-- begin Records supplied --

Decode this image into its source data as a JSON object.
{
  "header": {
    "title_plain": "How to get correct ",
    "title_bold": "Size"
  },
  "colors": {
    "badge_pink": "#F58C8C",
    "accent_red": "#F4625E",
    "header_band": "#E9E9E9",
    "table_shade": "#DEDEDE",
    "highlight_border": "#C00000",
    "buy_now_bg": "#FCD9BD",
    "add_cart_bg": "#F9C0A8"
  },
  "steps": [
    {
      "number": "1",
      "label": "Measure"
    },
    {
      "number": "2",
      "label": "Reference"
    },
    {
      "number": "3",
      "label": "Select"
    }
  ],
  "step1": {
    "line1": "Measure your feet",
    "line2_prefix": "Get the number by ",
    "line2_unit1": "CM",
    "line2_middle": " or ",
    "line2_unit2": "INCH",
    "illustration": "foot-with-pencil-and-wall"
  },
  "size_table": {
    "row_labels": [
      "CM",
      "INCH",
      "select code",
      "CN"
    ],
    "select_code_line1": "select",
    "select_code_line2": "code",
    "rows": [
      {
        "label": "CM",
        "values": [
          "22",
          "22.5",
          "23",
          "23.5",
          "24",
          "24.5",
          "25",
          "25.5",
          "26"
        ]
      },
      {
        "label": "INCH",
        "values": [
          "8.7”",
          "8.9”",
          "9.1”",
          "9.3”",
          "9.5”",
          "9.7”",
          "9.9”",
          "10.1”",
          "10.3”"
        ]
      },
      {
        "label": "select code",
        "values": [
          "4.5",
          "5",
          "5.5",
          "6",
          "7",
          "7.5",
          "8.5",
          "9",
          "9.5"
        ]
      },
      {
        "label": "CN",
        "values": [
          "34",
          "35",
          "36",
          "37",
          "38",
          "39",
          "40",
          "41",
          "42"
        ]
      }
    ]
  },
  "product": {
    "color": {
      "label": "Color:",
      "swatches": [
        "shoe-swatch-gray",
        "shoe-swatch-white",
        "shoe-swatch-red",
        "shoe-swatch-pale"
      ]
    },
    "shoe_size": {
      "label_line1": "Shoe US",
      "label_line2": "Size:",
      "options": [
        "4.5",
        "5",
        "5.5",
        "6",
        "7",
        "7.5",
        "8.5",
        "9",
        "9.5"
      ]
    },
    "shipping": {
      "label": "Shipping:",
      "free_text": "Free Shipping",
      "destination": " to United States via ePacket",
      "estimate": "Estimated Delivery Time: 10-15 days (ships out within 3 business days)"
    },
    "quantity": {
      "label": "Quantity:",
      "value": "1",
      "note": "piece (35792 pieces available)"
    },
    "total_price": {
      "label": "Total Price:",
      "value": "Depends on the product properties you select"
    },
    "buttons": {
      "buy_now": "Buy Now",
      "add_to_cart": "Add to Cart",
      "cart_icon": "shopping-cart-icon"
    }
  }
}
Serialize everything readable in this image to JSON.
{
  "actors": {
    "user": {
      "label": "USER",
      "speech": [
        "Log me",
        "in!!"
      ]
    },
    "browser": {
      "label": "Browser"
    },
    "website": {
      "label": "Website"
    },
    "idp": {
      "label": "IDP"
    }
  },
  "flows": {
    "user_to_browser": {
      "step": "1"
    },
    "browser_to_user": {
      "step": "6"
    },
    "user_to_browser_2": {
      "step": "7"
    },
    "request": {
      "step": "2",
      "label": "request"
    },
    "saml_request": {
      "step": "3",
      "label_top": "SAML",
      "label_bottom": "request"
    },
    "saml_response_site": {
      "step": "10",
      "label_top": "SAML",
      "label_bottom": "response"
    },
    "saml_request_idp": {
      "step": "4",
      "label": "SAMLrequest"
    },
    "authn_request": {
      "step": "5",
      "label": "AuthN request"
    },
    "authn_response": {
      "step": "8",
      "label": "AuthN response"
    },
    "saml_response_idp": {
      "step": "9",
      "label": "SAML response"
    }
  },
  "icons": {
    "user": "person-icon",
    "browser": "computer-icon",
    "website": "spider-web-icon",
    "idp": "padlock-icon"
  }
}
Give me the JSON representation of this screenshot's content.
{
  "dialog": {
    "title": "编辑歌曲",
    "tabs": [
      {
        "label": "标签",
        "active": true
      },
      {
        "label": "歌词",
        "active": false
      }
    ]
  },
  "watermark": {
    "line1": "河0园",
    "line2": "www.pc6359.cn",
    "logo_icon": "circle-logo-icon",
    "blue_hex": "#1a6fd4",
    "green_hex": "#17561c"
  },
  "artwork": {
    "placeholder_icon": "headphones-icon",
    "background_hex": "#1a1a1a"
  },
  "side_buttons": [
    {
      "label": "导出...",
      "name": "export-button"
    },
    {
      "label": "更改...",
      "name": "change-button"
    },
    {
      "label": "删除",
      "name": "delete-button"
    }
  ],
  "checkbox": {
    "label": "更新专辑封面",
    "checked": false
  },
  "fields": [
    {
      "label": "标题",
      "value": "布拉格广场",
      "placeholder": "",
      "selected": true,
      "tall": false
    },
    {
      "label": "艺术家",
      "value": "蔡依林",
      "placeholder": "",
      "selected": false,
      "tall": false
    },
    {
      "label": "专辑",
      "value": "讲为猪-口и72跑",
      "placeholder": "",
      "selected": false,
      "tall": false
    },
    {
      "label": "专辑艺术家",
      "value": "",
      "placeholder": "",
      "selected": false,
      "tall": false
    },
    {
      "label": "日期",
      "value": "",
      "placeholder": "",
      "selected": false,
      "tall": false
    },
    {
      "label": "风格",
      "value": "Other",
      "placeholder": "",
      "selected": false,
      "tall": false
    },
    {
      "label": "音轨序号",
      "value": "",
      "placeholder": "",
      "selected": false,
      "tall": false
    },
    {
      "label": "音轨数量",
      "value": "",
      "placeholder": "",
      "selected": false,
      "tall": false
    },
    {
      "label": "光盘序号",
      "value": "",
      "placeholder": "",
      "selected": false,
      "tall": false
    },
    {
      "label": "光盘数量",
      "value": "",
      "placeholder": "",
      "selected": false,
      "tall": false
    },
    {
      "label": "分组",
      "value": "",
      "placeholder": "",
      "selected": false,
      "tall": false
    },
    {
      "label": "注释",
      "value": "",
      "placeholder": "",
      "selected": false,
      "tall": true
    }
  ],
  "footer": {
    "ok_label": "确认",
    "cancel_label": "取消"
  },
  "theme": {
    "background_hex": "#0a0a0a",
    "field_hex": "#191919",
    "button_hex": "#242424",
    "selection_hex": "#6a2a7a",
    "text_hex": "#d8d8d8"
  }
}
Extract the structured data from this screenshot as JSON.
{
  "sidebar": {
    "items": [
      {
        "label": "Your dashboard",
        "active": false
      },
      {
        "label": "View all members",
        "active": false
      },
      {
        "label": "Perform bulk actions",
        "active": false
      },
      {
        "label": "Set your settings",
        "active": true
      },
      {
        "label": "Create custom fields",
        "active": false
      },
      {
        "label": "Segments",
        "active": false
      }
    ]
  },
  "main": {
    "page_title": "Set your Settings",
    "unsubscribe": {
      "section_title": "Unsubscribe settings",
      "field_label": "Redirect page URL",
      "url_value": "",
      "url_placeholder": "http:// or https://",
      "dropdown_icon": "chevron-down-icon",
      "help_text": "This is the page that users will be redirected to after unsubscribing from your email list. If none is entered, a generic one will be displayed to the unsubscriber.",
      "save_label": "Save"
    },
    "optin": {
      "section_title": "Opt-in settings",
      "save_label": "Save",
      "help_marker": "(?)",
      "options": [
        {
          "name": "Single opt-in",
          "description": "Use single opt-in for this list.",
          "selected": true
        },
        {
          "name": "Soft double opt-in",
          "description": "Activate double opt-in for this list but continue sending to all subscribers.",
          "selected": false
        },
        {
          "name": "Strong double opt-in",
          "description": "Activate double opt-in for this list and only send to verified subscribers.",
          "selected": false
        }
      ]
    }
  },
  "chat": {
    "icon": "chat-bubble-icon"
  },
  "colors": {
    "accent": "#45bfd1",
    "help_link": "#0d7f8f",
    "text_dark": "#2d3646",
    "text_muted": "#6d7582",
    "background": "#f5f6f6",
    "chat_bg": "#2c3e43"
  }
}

-- end Records supplied --

» **Required work**: What is the number of lines that contain "double"? Reply with that number alone.

» **Full response**: 4